TRECHO SELECIONADO »
= = = = = = =

No período pesquisado, podemos verificar o significativo incremento do mercado, tanto no que concerne ao número de empresas no trade, crescendo em 54,1% em relação à pesquisa anterior. Já referente à receita bruta, o crescimento registrado teve avanço de 47,2%, enquanto na análise sobre geração de empregos, o fator agregado foi de 54,59%. Quando se trata da arrecadação de impostos, tributos e contribuições arrecadados, a variação foi de 47,83%.

Em 2017/2018, novamente com a FDC, promovemos um novo estudo, mostrando-nos fatos muito interessantes. Com crescimento de 9,8%, a base de pesquisa passou a ser de 269 empresas identificadas e caracterizadas como operadores logísticos. A receita bruta do setor chegara a R$81,4 bilhões, subindo 24,85%, em relação ao estudo anterior. Na geração de empregos diretos, indiretos e cadeias periféricas, os números saltaram em 33,21%, passando para 1,4 milhão de brasileiros engajados nas empresas.

Por fim, o último estudo realizado, referente ao período de 2019/2020, também promovido em parceria com a FDC, disponível gratuitamente no site da ABOL (www.abolbrasil.org.br), mostrava um fenômeno bastante peculiar, merecedor de nossas atenções e desdobramentos para melhor compreensão dos números.

Nessa última edição, contamos com 275 empresas, um acréscimo de apenas 2,23%. Contudo, aferimos um crescimento em receita operacional bruta bem maior, de 23,83%, registrando R$100,8 bilhões anuais. Quando a abordagem foi a geração de postos de trabalho, diretos e indiretos, chegamos à marca de 1,5 milhão de pessoas engajadas no setor, um aumento de 5,35% em relação ao estudo anterior. Já quando o ponto em análise foi a arrecadação, registramos R$26,2 bilhões em tributos, impostos e encargos anuais, representando um crescimento de 13,42%.

O que começou a chamar bastante a nossa atenção foi o fato de que crescíamos de forma decrescente no número de empresas, enquanto, mesmo diante de incrementos muito modestos da economia no período, víamos que a receita bruta anual do setor dava saltos muitas vezes maior do que a própria economia. Essa correlação também se dava no quesito arrecadação.

= = = = = = =

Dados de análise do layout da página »
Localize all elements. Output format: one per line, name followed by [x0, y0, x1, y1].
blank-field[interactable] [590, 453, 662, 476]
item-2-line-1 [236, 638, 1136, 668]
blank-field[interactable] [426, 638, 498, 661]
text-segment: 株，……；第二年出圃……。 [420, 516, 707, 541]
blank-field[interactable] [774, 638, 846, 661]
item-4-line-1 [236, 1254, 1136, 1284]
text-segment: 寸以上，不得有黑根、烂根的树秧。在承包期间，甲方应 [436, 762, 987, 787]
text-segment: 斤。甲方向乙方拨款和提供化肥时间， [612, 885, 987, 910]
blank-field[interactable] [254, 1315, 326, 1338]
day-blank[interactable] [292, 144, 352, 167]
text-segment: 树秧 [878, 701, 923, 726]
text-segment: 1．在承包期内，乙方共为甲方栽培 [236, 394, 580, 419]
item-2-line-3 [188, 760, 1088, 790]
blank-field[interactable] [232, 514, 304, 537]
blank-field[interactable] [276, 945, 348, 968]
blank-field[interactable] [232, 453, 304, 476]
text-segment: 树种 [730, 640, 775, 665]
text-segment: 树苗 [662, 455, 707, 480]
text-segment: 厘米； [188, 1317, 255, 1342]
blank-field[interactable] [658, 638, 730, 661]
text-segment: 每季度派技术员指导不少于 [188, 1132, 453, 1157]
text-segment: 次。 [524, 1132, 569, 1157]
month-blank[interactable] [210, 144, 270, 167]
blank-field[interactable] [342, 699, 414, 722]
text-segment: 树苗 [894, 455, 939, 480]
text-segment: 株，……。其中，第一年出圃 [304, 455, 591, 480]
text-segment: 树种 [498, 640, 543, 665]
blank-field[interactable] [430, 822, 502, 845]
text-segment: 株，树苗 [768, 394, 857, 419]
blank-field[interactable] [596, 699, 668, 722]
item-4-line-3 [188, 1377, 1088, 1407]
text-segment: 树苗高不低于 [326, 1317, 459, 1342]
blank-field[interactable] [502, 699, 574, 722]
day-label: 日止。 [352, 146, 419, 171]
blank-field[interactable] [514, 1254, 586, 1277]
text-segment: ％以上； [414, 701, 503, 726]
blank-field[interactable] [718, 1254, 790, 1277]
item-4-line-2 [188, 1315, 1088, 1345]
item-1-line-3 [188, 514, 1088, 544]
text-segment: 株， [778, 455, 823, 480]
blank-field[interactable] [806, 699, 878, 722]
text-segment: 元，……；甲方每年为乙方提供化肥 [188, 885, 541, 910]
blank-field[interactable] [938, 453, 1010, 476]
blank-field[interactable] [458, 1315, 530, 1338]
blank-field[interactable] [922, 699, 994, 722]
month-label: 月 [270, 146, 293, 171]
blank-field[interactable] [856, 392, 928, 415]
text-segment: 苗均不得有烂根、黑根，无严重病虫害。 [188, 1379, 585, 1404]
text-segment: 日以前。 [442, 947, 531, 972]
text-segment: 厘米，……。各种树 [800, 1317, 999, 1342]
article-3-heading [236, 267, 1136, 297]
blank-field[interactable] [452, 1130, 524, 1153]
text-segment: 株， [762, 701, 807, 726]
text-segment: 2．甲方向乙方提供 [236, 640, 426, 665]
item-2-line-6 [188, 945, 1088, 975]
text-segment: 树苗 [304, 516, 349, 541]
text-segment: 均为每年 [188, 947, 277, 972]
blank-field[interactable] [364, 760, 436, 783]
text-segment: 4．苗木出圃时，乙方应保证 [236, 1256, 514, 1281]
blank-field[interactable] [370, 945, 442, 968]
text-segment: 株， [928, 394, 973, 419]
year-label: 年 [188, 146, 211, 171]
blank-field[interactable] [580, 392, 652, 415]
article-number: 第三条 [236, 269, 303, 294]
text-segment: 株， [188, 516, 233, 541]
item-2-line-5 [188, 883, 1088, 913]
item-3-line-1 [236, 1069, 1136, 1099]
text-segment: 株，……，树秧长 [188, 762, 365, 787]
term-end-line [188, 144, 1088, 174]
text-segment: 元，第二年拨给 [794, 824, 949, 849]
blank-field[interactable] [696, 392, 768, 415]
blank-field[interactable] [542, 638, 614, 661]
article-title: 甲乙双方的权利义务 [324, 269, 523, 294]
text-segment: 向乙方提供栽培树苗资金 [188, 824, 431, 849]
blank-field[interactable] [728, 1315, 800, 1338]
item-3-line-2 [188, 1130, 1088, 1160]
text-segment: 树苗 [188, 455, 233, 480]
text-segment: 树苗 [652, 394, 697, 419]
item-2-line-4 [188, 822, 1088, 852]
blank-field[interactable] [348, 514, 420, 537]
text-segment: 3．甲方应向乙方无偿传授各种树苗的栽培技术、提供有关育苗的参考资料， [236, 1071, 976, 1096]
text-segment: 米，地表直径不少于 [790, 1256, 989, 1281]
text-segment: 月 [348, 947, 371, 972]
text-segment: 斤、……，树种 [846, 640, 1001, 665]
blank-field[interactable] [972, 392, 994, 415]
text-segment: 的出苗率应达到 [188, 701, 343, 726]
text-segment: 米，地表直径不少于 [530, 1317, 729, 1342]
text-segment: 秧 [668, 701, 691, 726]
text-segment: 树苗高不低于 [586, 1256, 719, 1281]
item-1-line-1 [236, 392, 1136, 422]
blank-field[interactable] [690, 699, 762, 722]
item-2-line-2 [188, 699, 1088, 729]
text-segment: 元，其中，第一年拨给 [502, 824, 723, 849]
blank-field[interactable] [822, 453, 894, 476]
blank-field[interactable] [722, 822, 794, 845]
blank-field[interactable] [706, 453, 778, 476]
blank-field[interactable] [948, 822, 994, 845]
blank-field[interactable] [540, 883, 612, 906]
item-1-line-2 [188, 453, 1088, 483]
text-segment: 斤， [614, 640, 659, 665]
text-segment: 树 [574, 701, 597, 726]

= = = = = = =

PRATIQUE A LEITURA »
1 - Liste todas as porcentagens de aumento que aparecem no parágrafo do texto sobre operadores logísticos que começa com "Nessa última edição".
2 - Retome o texto sobre operadores logísticos logo depois da última frase mostrada.

RESPOSTAS DO EXERCÍCIO »
1 -
2,23%
23,83%
5,35%
13,42%

2 -
Outros dois dados, entretanto, mostravam-nos singularidade. O primeiro, o número da massa empregada a cada estudo, não tinha paralelo com o movimento das demais rubricas, aproximando-se do que verificávamos quanto ao número de empresas identificadas em operação no mercado, mantendo-se quase inalterado.

Outro dado nos impressionava, o faturamento médio por empresa, que escalou bastante, tendo sido verificado no primeiro estudo, em 2013/2014, na ordem de R$278,6 milhões anuais, passando para R$366,6 milhões anuais no estudo de 2019/2020.

Ao cruzarmos esses dados, demo-nos conta de que o fenômeno da consolidação acentuada e crescente no setor justificava os números aferidos.

Menos empresas são identificadas no mercado, caracterizadas como operadores logísticos, com aumento expressivo de receita bruta do setor, observando-se um aumento modesto na geração de postos de trabalho, o que significa otimização de headcount partir das consolidações.

Todo esse levantamento vê-se corroborado nos dados da ABOL. Hoje os 30 associados, tendo chegado a 35 empresas nos quadros de afiliados, leva-nos a evidenciar que o movimento de Fusões e Aquisições, ou em inglês M&A (MergersandAquisitions), vem se dando com mais celeridade, robustez, de forma crescente e, pelas características das empresas associadas, ocorrem predominantemente no âmbito da ABOL.

Diante dos muitos exemplos verificados na esfera da própria entidade, diria que o mercado está com bastante apetite e os fundos de investimento estão atentos ao interesse dos atores do setor, dispostos a dele participarem.

Acompanhar de perto o setor é sinal de prudência e de busca por oportunidades de elevado valor.

Carlos Cesar Meireles Vieira Filho Carlos Cesar Meireles Vieira Filho

Mestre em administração pela UFBA, é graduado em administração de empresas pela UPE, tem 35 anos de experiência em gestão empresarial e logística e relações institucionais e governamentais. É CEO da ABOL – Associação Brasileira de Operadores Logísticos.